■ Objective ■
Retype every entry in its entirety, without alteration.

■ Input rows ■
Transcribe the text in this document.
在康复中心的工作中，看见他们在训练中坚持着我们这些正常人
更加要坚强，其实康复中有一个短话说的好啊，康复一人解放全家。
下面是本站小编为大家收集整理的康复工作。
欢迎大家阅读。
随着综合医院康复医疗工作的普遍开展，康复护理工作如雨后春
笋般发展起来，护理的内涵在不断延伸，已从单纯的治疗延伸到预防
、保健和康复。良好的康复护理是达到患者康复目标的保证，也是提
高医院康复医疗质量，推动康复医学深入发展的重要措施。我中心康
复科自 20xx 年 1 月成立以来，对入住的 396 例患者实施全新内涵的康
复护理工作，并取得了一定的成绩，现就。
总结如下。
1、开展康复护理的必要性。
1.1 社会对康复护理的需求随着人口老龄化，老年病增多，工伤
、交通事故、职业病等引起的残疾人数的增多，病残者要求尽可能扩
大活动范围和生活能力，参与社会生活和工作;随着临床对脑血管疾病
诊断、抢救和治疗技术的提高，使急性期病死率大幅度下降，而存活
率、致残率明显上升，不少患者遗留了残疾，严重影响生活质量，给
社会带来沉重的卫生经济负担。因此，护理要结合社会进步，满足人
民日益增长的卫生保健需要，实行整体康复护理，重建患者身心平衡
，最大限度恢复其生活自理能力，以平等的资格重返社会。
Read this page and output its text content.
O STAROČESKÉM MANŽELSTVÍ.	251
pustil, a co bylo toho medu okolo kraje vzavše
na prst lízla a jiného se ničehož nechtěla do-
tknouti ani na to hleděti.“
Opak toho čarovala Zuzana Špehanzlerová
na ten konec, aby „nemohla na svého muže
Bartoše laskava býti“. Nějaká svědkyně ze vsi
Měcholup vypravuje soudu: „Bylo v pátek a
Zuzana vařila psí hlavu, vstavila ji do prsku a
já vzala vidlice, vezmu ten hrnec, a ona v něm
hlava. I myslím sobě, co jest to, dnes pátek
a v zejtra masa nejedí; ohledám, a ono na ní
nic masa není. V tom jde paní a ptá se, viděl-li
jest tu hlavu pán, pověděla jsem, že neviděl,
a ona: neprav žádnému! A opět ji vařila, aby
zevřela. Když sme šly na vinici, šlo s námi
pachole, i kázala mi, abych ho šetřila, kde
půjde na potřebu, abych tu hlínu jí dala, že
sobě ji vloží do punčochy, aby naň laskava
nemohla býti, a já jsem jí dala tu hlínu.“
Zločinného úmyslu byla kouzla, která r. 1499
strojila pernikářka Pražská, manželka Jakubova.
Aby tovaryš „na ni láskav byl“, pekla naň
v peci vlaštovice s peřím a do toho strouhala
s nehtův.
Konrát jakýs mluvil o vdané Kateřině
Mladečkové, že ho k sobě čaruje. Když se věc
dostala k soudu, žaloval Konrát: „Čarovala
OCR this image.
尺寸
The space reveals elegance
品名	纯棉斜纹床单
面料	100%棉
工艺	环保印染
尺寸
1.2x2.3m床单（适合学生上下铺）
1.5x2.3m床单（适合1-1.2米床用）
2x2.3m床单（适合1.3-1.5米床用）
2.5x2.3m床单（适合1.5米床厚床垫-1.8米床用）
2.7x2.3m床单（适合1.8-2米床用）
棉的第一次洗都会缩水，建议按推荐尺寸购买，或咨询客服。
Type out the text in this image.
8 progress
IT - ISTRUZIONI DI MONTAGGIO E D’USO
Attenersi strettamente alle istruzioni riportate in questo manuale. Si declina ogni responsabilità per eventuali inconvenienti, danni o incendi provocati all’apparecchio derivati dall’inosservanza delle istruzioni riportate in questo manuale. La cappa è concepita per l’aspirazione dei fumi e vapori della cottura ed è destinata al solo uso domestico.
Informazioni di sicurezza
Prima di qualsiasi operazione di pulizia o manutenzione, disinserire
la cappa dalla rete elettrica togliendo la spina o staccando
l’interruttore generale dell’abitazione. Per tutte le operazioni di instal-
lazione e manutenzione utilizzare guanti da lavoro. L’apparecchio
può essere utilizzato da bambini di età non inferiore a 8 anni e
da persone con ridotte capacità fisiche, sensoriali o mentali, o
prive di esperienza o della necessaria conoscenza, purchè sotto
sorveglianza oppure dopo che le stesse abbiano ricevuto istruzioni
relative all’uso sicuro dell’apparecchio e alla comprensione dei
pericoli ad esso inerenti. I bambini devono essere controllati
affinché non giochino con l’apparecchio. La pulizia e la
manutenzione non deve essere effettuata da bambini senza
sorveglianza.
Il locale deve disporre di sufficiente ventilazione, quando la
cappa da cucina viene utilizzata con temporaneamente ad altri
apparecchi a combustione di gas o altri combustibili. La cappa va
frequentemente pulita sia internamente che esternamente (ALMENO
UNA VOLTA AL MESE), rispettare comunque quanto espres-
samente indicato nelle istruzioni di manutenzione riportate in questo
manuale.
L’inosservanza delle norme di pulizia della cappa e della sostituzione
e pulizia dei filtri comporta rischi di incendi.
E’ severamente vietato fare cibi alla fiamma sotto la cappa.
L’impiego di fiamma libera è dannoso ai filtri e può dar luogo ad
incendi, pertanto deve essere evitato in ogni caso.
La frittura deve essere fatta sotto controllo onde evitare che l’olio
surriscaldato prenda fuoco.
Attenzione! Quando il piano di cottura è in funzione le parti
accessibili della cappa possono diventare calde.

■ Solution to this problem ■
Transcribe the text in this document.
在康复中心的工作中，看见他们在训练中坚持着我们这些正常人
更加要坚强，其实康复中有一个短话说的好啊，康复一人解放全家。
下面是本站小编为大家收集整理的康复工作。
欢迎大家阅读。
随着综合医院康复医疗工作的普遍开展，康复护理工作如雨后春
笋般发展起来，护理的内涵在不断延伸，已从单纯的治疗延伸到预防
、保健和康复。良好的康复护理是达到患者康复目标的保证，也是提
高医院康复医疗质量，推动康复医学深入发展的重要措施。我中心康
复科自 20xx 年 1 月成立以来，对入住的 396 例患者实施全新内涵的康
复护理工作，并取得了一定的成绩，现就。
总结如下。
1、开展康复护理的必要性。
1.1 社会对康复护理的需求随着人口老龄化，老年病增多，工伤
、交通事故、职业病等引起的残疾人数的增多，病残者要求尽可能扩
大活动范围和生活能力，参与社会生活和工作;随着临床对脑血管疾病
诊断、抢救和治疗技术的提高，使急性期病死率大幅度下降，而存活
率、致残率明显上升，不少患者遗留了残疾，严重影响生活质量，给
社会带来沉重的卫生经济负担。因此，护理要结合社会进步，满足人
民日益增长的卫生保健需要，实行整体康复护理，重建患者身心平衡
，最大限度恢复其生活自理能力，以平等的资格重返社会。
Read this page and output its text content.
O STAROČESKÉM MANŽELSTVÍ.	251
pustil, a co bylo toho medu okolo kraje vzavše
na prst lízla a jiného se ničehož nechtěla do-
tknouti ani na to hleděti.“
Opak toho čarovala Zuzana Špehanzlerová
na ten konec, aby „nemohla na svého muže
Bartoše laskava býti“. Nějaká svědkyně ze vsi
Měcholup vypravuje soudu: „Bylo v pátek a
Zuzana vařila psí hlavu, vstavila ji do prsku a
já vzala vidlice, vezmu ten hrnec, a ona v něm
hlava. I myslím sobě, co jest to, dnes pátek
a v zejtra masa nejedí; ohledám, a ono na ní
nic masa není. V tom jde paní a ptá se, viděl-li
jest tu hlavu pán, pověděla jsem, že neviděl,
a ona: neprav žádnému! A opět ji vařila, aby
zevřela. Když sme šly na vinici, šlo s námi
pachole, i kázala mi, abych ho šetřila, kde
půjde na potřebu, abych tu hlínu jí dala, že
sobě ji vloží do punčochy, aby naň laskava
nemohla býti, a já jsem jí dala tu hlínu.“
Zločinného úmyslu byla kouzla, která r. 1499
strojila pernikářka Pražská, manželka Jakubova.
Aby tovaryš „na ni láskav byl“, pekla naň
v peci vlaštovice s peřím a do toho strouhala
s nehtův.
Konrát jakýs mluvil o vdané Kateřině
Mladečkové, že ho k sobě čaruje. Když se věc
dostala k soudu, žaloval Konrát: „Čarovala
OCR this image.
尺寸
The space reveals elegance
品名	纯棉斜纹床单
面料	100%棉
工艺	环保印染
尺寸
1.2x2.3m床单（适合学生上下铺）
1.5x2.3m床单（适合1-1.2米床用）
2x2.3m床单（适合1.3-1.5米床用）
2.5x2.3m床单（适合1.5米床厚床垫-1.8米床用）
2.7x2.3m床单（适合1.8-2米床用）
棉的第一次洗都会缩水，建议按推荐尺寸购买，或咨询客服。
Type out the text in this image.
8 progress
IT - ISTRUZIONI DI MONTAGGIO E D’USO
Attenersi strettamente alle istruzioni riportate in questo manuale. Si declina ogni responsabilità per eventuali inconvenienti, danni o incendi provocati all’apparecchio derivati dall’inosservanza delle istruzioni riportate in questo manuale. La cappa è concepita per l’aspirazione dei fumi e vapori della cottura ed è destinata al solo uso domestico.
Informazioni di sicurezza
Prima di qualsiasi operazione di pulizia o manutenzione, disinserire
la cappa dalla rete elettrica togliendo la spina o staccando
l’interruttore generale dell’abitazione. Per tutte le operazioni di instal-
lazione e manutenzione utilizzare guanti da lavoro. L’apparecchio
può essere utilizzato da bambini di età non inferiore a 8 anni e
da persone con ridotte capacità fisiche, sensoriali o mentali, o
prive di esperienza o della necessaria conoscenza, purchè sotto
sorveglianza oppure dopo che le stesse abbiano ricevuto istruzioni
relative all’uso sicuro dell’apparecchio e alla comprensione dei
pericoli ad esso inerenti. I bambini devono essere controllati
affinché non giochino con l’apparecchio. La pulizia e la
manutenzione non deve essere effettuata da bambini senza
sorveglianza.
Il locale deve disporre di sufficiente ventilazione, quando la
cappa da cucina viene utilizzata con temporaneamente ad altri
apparecchi a combustione di gas o altri combustibili. La cappa va
frequentemente pulita sia internamente che esternamente (ALMENO
UNA VOLTA AL MESE), rispettare comunque quanto espres-
samente indicato nelle istruzioni di manutenzione riportate in questo
manuale.
L’inosservanza delle norme di pulizia della cappa e della sostituzione
e pulizia dei filtri comporta rischi di incendi.
E’ severamente vietato fare cibi alla fiamma sotto la cappa.
L’impiego di fiamma libera è dannoso ai filtri e può dar luogo ad
incendi, pertanto deve essere evitato in ogni caso.
La frittura deve essere fatta sotto controllo onde evitare che l’olio
surriscaldato prenda fuoco.
Attenzione! Quando il piano di cottura è in funzione le parti
accessibili della cappa possono diventare calde.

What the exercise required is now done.